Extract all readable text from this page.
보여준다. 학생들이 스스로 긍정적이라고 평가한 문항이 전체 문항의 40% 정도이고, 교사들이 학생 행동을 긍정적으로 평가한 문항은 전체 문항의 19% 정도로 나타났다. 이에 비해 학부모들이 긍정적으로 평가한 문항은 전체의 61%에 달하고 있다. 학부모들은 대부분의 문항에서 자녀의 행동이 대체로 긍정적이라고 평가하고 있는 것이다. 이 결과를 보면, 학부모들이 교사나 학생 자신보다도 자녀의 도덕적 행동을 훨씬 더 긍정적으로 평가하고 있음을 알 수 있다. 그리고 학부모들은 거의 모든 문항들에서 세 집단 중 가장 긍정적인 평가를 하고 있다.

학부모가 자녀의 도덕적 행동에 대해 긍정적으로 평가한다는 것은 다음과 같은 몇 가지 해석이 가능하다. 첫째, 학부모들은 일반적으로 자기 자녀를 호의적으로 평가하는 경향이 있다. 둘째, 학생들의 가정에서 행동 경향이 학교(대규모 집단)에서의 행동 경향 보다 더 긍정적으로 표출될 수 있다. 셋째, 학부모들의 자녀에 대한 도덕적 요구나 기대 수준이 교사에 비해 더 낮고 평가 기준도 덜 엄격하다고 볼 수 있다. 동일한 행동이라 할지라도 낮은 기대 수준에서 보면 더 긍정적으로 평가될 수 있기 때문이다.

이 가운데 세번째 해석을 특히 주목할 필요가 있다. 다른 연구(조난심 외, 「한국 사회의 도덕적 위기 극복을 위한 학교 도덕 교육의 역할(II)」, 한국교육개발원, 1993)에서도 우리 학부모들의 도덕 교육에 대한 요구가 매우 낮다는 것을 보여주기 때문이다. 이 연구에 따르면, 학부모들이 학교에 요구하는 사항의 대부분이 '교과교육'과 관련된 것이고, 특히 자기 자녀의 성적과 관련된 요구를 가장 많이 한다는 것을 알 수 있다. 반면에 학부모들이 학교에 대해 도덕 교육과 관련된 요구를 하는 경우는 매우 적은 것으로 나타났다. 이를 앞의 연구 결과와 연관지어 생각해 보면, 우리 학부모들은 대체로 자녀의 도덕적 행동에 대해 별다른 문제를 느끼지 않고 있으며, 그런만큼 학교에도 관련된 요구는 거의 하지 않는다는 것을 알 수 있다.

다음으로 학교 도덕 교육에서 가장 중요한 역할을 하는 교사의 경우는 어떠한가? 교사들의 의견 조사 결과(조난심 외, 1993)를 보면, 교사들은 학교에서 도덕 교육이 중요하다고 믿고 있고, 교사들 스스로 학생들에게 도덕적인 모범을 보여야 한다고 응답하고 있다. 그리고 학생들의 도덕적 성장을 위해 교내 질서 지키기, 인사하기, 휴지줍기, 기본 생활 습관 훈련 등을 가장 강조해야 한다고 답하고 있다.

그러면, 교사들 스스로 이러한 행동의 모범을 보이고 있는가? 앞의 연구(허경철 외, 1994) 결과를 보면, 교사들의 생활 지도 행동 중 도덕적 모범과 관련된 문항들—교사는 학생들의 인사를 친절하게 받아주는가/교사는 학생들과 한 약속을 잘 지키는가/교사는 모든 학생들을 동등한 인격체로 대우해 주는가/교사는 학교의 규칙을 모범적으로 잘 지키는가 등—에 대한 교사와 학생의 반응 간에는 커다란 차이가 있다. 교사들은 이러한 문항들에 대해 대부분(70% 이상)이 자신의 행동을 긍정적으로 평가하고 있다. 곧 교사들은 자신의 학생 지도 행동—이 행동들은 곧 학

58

....

BRIEF
Gather each line from the entries above that includes the word "평가하고".

ANSWER FOR THE TASK
보여준다. 학생들이 스스로 긍정적이라고 평가한 문항이 전체 문항의 40% 정도이고, 교사들이 학생 행동을 긍정적으로 평가한 문항은 전체 문항의 19% 정도로 나타났다. 이에 비해 학부모들이 긍정적으로 평가한 문항은 전체의 61%에 달하고 있다. 학부모들은 대부분의 문항에서 자녀의 행동이 대체로 긍정적이라고 평가하고 있는 것이다. 이 결과를 보면, 학부모들이 교사나 학생 자신보다도 자녀의 도덕적 행동을 훨씬 더 긍정적으로 평가하고 있음을 알 수 있다. 그리고 학부모들은 거의 모든 문항들에서 세 집단 중 가장 긍정적인 평가를 하고 있다.
그러면, 교사들 스스로 이러한 행동의 모범을 보이고 있는가? 앞의 연구(허경철 외, 1994) 결과를 보면, 교사들의 생활 지도 행동 중 도덕적 모범과 관련된 문항들—교사는 학생들의 인사를 친절하게 받아주는가/교사는 학생들과 한 약속을 잘 지키는가/교사는 모든 학생들을 동등한 인격체로 대우해 주는가/교사는 학교의 규칙을 모범적으로 잘 지키는가 등—에 대한 교사와 학생의 반응 간에는 커다란 차이가 있다. 교사들은 이러한 문항들에 대해 대부분(70% 이상)이 자신의 행동을 긍정적으로 평가하고 있다. 곧 교사들은 자신의 학생 지도 행동—이 행동들은 곧 학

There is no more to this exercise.